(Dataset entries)
※

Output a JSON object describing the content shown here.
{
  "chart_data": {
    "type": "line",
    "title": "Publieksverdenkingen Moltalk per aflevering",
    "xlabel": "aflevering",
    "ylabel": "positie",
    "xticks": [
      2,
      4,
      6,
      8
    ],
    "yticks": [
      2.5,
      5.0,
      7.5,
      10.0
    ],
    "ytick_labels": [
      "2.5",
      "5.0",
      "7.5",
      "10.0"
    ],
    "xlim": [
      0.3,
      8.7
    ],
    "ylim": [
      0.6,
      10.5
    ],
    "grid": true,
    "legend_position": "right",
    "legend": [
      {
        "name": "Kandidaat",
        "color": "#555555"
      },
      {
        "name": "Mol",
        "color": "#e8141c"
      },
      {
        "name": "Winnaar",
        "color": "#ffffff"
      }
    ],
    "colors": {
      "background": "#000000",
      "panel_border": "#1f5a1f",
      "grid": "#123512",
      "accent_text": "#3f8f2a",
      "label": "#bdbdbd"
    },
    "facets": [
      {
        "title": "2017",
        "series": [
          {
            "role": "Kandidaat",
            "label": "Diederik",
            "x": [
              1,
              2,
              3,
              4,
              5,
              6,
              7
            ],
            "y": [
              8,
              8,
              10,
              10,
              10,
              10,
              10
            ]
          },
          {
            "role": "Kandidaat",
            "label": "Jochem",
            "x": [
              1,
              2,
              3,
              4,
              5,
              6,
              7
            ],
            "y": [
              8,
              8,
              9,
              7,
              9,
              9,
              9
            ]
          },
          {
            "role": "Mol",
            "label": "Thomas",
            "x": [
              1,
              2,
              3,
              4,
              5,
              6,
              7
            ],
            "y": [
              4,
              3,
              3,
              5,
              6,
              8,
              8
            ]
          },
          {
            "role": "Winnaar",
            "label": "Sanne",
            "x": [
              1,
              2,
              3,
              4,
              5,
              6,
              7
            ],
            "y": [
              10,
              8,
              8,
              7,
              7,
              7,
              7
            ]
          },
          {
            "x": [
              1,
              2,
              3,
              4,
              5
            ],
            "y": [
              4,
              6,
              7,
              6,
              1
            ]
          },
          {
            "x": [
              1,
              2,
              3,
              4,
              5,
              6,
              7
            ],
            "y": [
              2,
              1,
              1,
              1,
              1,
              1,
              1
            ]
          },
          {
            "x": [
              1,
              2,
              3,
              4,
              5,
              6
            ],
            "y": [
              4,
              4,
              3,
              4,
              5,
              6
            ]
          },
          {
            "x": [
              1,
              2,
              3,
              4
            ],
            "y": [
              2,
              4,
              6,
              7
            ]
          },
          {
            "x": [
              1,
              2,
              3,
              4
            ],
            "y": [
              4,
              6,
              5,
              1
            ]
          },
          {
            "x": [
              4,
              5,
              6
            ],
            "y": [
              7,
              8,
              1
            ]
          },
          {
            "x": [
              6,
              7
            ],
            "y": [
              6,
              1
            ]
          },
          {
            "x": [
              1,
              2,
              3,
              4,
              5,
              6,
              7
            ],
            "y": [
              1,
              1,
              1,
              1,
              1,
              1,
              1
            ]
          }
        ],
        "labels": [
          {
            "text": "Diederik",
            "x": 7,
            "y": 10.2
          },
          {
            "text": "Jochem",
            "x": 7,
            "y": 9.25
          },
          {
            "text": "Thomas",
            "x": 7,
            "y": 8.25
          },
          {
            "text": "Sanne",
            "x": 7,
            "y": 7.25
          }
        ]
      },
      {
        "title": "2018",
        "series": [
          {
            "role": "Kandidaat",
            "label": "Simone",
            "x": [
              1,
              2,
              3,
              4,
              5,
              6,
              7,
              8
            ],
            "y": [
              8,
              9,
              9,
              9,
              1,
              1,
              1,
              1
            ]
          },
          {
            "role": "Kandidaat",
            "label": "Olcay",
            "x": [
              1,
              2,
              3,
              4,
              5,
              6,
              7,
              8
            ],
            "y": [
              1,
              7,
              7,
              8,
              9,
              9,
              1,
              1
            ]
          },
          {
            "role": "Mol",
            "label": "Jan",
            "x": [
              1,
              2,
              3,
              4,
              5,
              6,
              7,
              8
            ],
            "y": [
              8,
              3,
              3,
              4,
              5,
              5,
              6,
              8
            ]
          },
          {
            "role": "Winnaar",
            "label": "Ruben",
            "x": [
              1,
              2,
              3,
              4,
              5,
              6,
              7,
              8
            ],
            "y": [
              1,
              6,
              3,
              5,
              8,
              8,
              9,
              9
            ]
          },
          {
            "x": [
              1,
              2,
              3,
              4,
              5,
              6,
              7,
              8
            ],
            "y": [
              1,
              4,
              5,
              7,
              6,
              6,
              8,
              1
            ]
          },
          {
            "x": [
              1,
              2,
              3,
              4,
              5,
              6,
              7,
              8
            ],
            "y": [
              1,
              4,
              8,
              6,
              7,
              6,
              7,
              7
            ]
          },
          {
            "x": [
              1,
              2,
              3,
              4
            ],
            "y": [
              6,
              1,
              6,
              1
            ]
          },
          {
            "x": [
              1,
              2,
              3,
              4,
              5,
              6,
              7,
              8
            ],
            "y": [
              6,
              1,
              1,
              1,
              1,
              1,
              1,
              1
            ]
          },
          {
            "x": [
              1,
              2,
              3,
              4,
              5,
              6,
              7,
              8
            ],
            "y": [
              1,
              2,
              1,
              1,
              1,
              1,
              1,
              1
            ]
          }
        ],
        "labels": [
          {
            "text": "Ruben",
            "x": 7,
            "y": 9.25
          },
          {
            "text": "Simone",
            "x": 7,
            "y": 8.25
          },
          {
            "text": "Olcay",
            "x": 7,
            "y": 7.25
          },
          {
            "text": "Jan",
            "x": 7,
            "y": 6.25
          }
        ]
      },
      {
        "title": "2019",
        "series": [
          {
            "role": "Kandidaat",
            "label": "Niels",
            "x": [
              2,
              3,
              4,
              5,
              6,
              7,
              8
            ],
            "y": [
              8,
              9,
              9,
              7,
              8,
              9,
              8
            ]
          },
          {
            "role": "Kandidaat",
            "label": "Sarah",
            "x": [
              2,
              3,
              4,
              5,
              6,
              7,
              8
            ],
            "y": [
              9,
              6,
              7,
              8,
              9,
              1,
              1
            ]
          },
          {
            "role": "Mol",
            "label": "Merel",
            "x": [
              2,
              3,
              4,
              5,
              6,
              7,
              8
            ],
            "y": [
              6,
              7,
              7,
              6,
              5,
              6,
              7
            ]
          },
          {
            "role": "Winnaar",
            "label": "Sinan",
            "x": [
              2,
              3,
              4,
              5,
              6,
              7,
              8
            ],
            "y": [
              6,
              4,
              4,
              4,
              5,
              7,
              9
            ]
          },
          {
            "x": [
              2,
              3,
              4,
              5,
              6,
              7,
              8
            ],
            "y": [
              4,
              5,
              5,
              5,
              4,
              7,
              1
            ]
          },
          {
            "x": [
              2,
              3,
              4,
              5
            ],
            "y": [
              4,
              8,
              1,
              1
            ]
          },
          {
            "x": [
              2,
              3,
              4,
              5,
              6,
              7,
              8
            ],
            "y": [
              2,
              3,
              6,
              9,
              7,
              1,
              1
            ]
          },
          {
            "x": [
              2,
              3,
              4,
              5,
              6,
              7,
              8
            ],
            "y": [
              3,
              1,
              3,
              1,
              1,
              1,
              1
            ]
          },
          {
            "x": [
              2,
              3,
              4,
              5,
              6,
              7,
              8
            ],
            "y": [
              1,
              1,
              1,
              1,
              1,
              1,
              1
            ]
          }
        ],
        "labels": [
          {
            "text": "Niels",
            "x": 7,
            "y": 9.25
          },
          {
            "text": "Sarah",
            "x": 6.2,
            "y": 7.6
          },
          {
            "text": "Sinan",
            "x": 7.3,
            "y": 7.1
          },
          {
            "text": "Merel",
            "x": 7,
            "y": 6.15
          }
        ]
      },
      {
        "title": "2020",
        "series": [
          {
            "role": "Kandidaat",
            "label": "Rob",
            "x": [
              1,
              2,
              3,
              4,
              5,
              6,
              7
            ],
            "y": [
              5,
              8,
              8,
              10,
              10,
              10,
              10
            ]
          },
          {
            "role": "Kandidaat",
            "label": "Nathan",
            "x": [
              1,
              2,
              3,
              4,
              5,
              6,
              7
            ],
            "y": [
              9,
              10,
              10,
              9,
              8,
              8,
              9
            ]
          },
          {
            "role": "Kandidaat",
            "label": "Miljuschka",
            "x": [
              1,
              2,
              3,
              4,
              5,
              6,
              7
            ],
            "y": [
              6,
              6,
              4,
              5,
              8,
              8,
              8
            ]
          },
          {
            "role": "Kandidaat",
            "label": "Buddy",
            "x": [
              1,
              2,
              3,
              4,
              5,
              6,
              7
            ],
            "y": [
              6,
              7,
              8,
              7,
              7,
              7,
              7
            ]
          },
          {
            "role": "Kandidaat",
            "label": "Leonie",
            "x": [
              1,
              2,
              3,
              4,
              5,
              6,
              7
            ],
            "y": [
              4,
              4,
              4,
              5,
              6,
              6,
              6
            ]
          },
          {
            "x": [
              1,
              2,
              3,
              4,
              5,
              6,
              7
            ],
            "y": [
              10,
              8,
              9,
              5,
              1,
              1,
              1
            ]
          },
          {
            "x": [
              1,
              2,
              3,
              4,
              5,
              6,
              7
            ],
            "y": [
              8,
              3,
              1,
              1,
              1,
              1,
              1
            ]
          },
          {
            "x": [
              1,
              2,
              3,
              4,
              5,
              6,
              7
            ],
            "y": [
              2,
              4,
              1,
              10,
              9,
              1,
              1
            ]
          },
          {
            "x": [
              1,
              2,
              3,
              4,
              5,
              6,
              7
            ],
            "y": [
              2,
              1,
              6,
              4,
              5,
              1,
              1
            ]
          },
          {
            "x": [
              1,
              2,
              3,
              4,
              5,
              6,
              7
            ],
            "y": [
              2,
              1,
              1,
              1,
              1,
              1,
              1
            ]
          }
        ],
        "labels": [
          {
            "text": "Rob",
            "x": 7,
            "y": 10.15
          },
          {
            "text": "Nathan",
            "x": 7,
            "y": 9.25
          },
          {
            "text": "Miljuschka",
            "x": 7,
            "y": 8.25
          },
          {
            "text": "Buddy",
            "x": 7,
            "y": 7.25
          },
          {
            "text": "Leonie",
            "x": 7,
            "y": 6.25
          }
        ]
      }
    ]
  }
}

※

## DIRECTIVE
What is the number of lines holding the word "title"? State it alone.

## SOLUTION TO THE EXERCISE
5